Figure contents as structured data
* * * *
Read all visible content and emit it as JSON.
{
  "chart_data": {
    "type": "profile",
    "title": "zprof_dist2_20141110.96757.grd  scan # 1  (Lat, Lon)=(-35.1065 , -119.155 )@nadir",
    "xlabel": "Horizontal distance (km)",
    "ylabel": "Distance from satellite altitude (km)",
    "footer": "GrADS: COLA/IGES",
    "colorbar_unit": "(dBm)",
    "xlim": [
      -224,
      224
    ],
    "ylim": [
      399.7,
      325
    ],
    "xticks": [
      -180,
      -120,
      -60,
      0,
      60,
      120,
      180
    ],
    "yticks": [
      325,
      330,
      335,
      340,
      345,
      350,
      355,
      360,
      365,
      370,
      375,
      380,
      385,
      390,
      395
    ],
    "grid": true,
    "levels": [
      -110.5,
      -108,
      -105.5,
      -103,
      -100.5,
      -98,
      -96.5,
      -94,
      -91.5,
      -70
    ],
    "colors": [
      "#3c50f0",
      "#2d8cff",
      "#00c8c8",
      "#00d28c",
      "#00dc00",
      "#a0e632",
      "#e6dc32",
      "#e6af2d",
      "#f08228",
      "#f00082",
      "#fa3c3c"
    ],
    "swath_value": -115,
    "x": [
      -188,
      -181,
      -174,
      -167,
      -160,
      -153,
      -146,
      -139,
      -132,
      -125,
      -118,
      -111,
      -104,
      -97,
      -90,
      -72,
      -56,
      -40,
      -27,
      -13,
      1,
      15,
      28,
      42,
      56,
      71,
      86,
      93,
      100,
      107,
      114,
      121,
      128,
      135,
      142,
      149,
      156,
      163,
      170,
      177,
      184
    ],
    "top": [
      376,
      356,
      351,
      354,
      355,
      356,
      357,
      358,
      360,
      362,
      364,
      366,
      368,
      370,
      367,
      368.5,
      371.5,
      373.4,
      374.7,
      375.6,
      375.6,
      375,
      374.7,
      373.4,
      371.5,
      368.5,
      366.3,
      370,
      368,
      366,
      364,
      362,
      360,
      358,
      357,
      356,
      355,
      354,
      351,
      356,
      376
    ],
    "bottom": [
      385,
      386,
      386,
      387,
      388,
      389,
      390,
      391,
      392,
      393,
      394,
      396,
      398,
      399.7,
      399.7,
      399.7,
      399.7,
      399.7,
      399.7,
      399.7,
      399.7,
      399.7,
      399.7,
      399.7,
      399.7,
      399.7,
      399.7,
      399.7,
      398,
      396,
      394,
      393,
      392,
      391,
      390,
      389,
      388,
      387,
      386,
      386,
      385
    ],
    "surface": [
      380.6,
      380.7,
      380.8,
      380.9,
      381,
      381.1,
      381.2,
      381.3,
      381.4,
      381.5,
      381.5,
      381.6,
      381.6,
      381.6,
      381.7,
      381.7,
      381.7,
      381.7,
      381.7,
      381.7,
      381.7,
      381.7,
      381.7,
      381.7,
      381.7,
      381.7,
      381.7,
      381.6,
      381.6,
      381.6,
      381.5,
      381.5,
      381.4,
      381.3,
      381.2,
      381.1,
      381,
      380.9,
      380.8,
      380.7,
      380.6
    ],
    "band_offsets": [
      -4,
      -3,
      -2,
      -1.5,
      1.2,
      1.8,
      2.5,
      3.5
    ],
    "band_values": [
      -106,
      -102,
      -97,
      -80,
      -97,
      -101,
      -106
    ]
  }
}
* * * *
EXERCISE TASK
Copy each line of the data above without altering a single character.

TASK SOLUTION
Read all visible content and emit it as JSON.
{
  "chart_data": {
    "type": "profile",
    "title": "zprof_dist2_20141110.96757.grd  scan # 1  (Lat, Lon)=(-35.1065 , -119.155 )@nadir",
    "xlabel": "Horizontal distance (km)",
    "ylabel": "Distance from satellite altitude (km)",
    "footer": "GrADS: COLA/IGES",
    "colorbar_unit": "(dBm)",
    "xlim": [
      -224,
      224
    ],
    "ylim": [
      399.7,
      325
    ],
    "xticks": [
      -180,
      -120,
      -60,
      0,
      60,
      120,
      180
    ],
    "yticks": [
      325,
      330,
      335,
      340,
      345,
      350,
      355,
      360,
      365,
      370,
      375,
      380,
      385,
      390,
      395
    ],
    "grid": true,
    "levels": [
      -110.5,
      -108,
      -105.5,
      -103,
      -100.5,
      -98,
      -96.5,
      -94,
      -91.5,
      -70
    ],
    "colors": [
      "#3c50f0",
      "#2d8cff",
      "#00c8c8",
      "#00d28c",
      "#00dc00",
      "#a0e632",
      "#e6dc32",
      "#e6af2d",
      "#f08228",
      "#f00082",
      "#fa3c3c"
    ],
    "swath_value": -115,
    "x": [
      -188,
      -181,
      -174,
      -167,
      -160,
      -153,
      -146,
      -139,
      -132,
      -125,
      -118,
      -111,
      -104,
      -97,
      -90,
      -72,
      -56,
      -40,
      -27,
      -13,
      1,
      15,
      28,
      42,
      56,
      71,
      86,
      93,
      100,
      107,
      114,
      121,
      128,
      135,
      142,
      149,
      156,
      163,
      170,
      177,
      184
    ],
    "top": [
      376,
      356,
      351,
      354,
      355,
      356,
      357,
      358,
      360,
      362,
      364,
      366,
      368,
      370,
      367,
      368.5,
      371.5,
      373.4,
      374.7,
      375.6,
      375.6,
      375,
      374.7,
      373.4,
      371.5,
      368.5,
      366.3,
      370,
      368,
      366,
      364,
      362,
      360,
      358,
      357,
      356,
      355,
      354,
      351,
      356,
      376
    ],
    "bottom": [
      385,
      386,
      386,
      387,
      388,
      389,
      390,
      391,
      392,
      393,
      394,
      396,
      398,
      399.7,
      399.7,
      399.7,
      399.7,
      399.7,
      399.7,
      399.7,
      399.7,
      399.7,
      399.7,
      399.7,
      399.7,
      399.7,
      399.7,
      399.7,
      398,
      396,
      394,
      393,
      392,
      391,
      390,
      389,
      388,
      387,
      386,
      386,
      385
    ],
    "surface": [
      380.6,
      380.7,
      380.8,
      380.9,
      381,
      381.1,
      381.2,
      381.3,
      381.4,
      381.5,
      381.5,
      381.6,
      381.6,
      381.6,
      381.7,
      381.7,
      381.7,
      381.7,
      381.7,
      381.7,
      381.7,
      381.7,
      381.7,
      381.7,
      381.7,
      381.7,
      381.7,
      381.6,
      381.6,
      381.6,
      381.5,
      381.5,
      381.4,
      381.3,
      381.2,
      381.1,
      381,
      380.9,
      380.8,
      380.7,
      380.6
    ],
    "band_offsets": [
      -4,
      -3,
      -2,
      -1.5,
      1.2,
      1.8,
      2.5,
      3.5
    ],
    "band_values": [
      -106,
      -102,
      -97,
      -80,
      -97,
      -101,
      -106
    ]
  }
}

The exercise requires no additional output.